## SELECTED EXTRACT
# # # #

As I say, my 3 page format has been refined over time, and works for me. It’s the perfect balance of information, without becoming a major document for the customer to wade through. For me, it provides a 92% quote to order conversion success rate.
As a freelancer, contractor or small business owner, you have a product or service you sell – right? So how much will it cost me for you to provide the product or service????? No, really – think about it – how much will it cost me?!?
I imagine if you did stop to think about the question, the answer is ‘well depends what you need, how big the job is, what you want?’. Is this the case?!? But, you must have provided this product or service several times (or more) over the past few years – so what is the average cost? Or what about the minimum? The maximum?
The reason I ask about this is that we all suffer from the Tire Kicker enquiries. People who contact you, ask about your product or services, have no budget, no idea of what they want, and are there just to gather information for something which may never happen. These people are all fine and good if they eventually turn into customers, but they can be a great drain on resource and can distract from other enquiries that really have a need you can meet.
Which is where quoting a ballpark figure comes in. From the outset, don’t be scared to give a ballpark… “yes, typically for the creation of a website my customers pay on average around £2000”…. “well, depending on the scope of the project, data projects in the past have ranged between £5,000 and £30,000 – but let’s talk about your requirements and see what we can do….”
Giving a ballpark figure up front sets expectations. People looking for a cheap and cheerful quick fix will quickly go elsewhere (saving you the effort of producing quotations way out of their price league), whereas those with a real need have an idea of the size of typical projects, and can start working on their own finances to see if the project is worth progressing.
One of my pet peeves (when I am a customer) is getting to a price. If I am shopping for a service, it is so rare to see typical prices on web sites. Even when you say your requirements, getting that ballpark figure is like pulling teeth – which is why being happy to provide the ballpark figure early works so well for all concerned.
At the end of January, I carried out my companies year end. Using the small business accounting package (Freeagent), I was able to complete my year end accounts in less than an hour, and passed the figures to my accountant for sign off and submission. Job done! Then once everything was complete in my year end, I did some detailed year end analysis, looking for trends, costs which could be reduced, small profits which could be nurtured in the new financial year, and any other changes that I could make for the better.
Once my analysis was complete, I then did something which I have never done before – I fired 4 customers!
You see, by using the timesheet analysis in Freeagent and comparing the time spent on the customer against the revenue they had brought in, I worked out that these 4 customers were costing me money to support them. The effort of support, answering emails, quoting for new work (work which was never taken up) and other day to day maintenance did not meet the invoices I raised against them. Put it another way, each of these 4 customers was a drain on my company.

# # # #

## WHAT YOU NEED TO DO
a) Put the records, starting at their first line and ending at the line that contains "652, 365, 666]", into a numbered list, leaving out any blank lines.
b) Write the next part of the piece on quoting and dropping unprofitable customers, starting after its final sentence.

Region annotation records

# # # #

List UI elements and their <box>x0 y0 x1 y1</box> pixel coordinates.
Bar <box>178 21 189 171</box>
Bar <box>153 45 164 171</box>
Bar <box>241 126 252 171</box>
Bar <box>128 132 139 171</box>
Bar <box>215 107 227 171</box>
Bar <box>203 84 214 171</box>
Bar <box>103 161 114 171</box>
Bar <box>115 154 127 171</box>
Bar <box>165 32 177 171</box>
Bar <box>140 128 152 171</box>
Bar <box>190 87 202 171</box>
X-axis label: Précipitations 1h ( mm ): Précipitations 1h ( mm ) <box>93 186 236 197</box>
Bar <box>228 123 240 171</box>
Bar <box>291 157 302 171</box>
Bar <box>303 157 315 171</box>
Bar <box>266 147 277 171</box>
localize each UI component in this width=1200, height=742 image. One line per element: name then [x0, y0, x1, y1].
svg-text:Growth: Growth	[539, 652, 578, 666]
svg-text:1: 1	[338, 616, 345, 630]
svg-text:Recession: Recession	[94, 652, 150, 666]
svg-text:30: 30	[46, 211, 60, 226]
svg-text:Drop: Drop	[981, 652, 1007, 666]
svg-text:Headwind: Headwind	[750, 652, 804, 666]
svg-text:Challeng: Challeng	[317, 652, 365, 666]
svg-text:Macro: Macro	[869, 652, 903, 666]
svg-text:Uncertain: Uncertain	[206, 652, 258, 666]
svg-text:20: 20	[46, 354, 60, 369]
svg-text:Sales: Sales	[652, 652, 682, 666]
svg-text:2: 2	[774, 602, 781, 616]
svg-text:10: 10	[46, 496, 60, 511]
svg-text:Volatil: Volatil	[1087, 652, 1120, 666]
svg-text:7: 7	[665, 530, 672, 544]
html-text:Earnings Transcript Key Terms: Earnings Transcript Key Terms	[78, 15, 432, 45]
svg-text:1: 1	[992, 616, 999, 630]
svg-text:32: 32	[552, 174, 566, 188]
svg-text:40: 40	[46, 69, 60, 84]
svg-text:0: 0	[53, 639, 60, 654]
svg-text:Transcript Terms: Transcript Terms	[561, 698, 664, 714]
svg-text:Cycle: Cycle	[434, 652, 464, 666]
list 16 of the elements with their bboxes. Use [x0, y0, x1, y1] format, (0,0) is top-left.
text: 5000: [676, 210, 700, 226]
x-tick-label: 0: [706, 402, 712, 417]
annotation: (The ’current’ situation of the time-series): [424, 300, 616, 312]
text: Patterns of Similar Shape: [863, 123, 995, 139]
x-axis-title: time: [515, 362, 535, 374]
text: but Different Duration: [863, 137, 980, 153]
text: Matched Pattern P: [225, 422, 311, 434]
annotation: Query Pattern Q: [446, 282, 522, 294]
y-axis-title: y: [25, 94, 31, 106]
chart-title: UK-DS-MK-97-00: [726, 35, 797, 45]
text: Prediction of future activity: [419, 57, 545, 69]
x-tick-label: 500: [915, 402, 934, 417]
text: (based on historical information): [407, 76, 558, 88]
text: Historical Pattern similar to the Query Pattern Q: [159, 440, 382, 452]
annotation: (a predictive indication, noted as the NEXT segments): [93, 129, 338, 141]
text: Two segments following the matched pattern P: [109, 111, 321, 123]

# # # #

## TASK RESULTS
a)
1. List UI elements and their <box>x0 y0 x1 y1</box> pixel coordinates.
2. Bar <box>178 21 189 171</box>
3. Bar <box>153 45 164 171</box>
4. Bar <box>241 126 252 171</box>
5. Bar <box>128 132 139 171</box>
6. Bar <box>215 107 227 171</box>
7. Bar <box>203 84 214 171</box>
8. Bar <box>103 161 114 171</box>
9. Bar <box>115 154 127 171</box>
10. Bar <box>165 32 177 171</box>
11. Bar <box>140 128 152 171</box>
12. Bar <box>190 87 202 171</box>
13. X-axis label: Précipitations 1h ( mm ): Précipitations 1h ( mm ) <box>93 186 236 197</box>
14. Bar <box>228 123 240 171</box>
15. Bar <box>291 157 302 171</box>
16. Bar <box>303 157 315 171</box>
17. Bar <box>266 147 277 171</box>
18. localize each UI component in this width=1200, height=742 image. One line per element: name then [x0, y0, x1, y1].
19. svg-text:Growth: Growth	[539, 652, 578, 666]
20. svg-text:1: 1	[338, 616, 345, 630]
21. svg-text:Recession: Recession	[94, 652, 150, 666]
22. svg-text:30: 30	[46, 211, 60, 226]
23. svg-text:Drop: Drop	[981, 652, 1007, 666]
24. svg-text:Headwind: Headwind	[750, 652, 804, 666]
25. svg-text:Challeng: Challeng	[317, 652, 365, 666]

b)
Worst than that though – not only were these 4 customers costing me money to support them, but they were actually taking up the most expensive commodity I had – time. Every moment that I spent on their maintenance, was hours and days which I could not spend on new or more profitable customers.
So one at a time, I called up the principle contact for each of the customers, and as I say, I fired them. In a nutshell, I said “Sorry to trouble you, but I have been going through our records and it appears we haven’t done any real business in the last year or so. It also appears we are spending a lot of time providing free maintenance for you in the way of emails and other support, so I regret that we have reached the point we need to terminate our relationship”. Yes, I know – fairly heartless right??
The effect of the conversations was as follows:
One customer got really upset. They was some name calling, they hung up on me, and I have never heard from them again.
The next two customers said they understood, they could see my point. They said that their finances did not allow for any new purchases, so there was nothing they could do. They asked for a hand over meeting (which I provided free of charge), and they were happy to call it a day.
The final customer of the four was shocked. He didn’t realise that his staff called on my company so much, and was very apologetic. He asked for a figure to provide the support to them for a year, and promptly raised a purchase order. They remain a customer – and I now get paid to answer their query emails, to raise quotes and attend meetings with them.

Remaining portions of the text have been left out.